Supplied entries:
↓

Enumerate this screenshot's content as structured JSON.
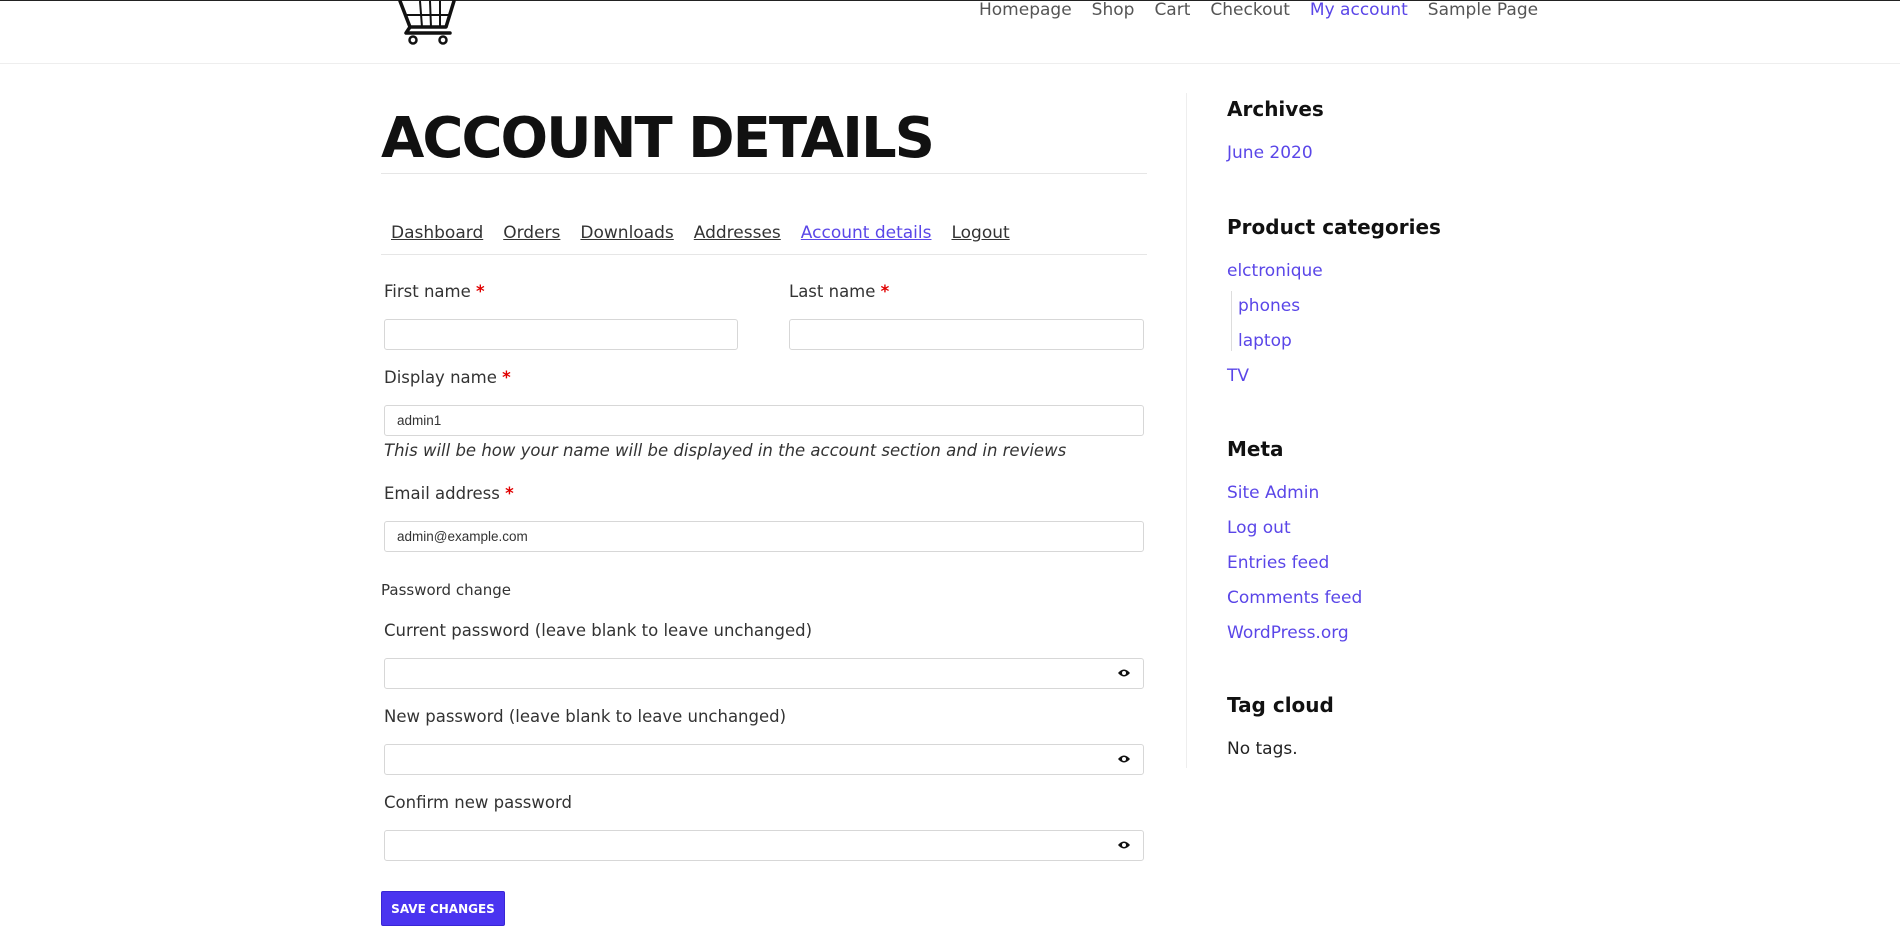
{
  "header": {
    "nav": [
      "Homepage",
      "Shop",
      "Cart",
      "Checkout",
      "My account",
      "Sample Page"
    ],
    "active_nav": "My account"
  },
  "main": {
    "title": "ACCOUNT DETAILS",
    "account_nav": [
      "Dashboard",
      "Orders",
      "Downloads",
      "Addresses",
      "Account details",
      "Logout"
    ],
    "active_account_nav": "Account details",
    "first_name_label": "First name",
    "last_name_label": "Last name",
    "display_name_label": "Display name",
    "display_name_value": "admin1",
    "display_name_hint": "This will be how your name will be displayed in the account section and in reviews",
    "email_label": "Email address",
    "email_value": "admin@example.com",
    "required_mark": "*",
    "password_fieldset": "Password change",
    "current_password_label": "Current password (leave blank to leave unchanged)",
    "new_password_label": "New password (leave blank to leave unchanged)",
    "confirm_password_label": "Confirm new password",
    "save_button": "SAVE CHANGES"
  },
  "sidebar": {
    "archives_title": "Archives",
    "archives": [
      "June 2020"
    ],
    "categories_title": "Product categories",
    "categories": [
      {
        "label": "elctronique",
        "children": [
          "phones",
          "laptop"
        ]
      },
      {
        "label": "TV",
        "children": []
      }
    ],
    "meta_title": "Meta",
    "meta_links": [
      "Site Admin",
      "Log out",
      "Entries feed",
      "Comments feed",
      "WordPress.org"
    ],
    "tagcloud_title": "Tag cloud",
    "tagcloud_text": "No tags."
  },
  "colors": {
    "accent": "#5a46e8",
    "button": "#4a34f0",
    "required": "#e00000"
  },
  "icons": [
    "cart-logo-icon",
    "eye-icon"
  ]
}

↑

Aim of the task: Give only the number of lines in the entries above that hold the string "unchanged".

Solution to this exercise: 2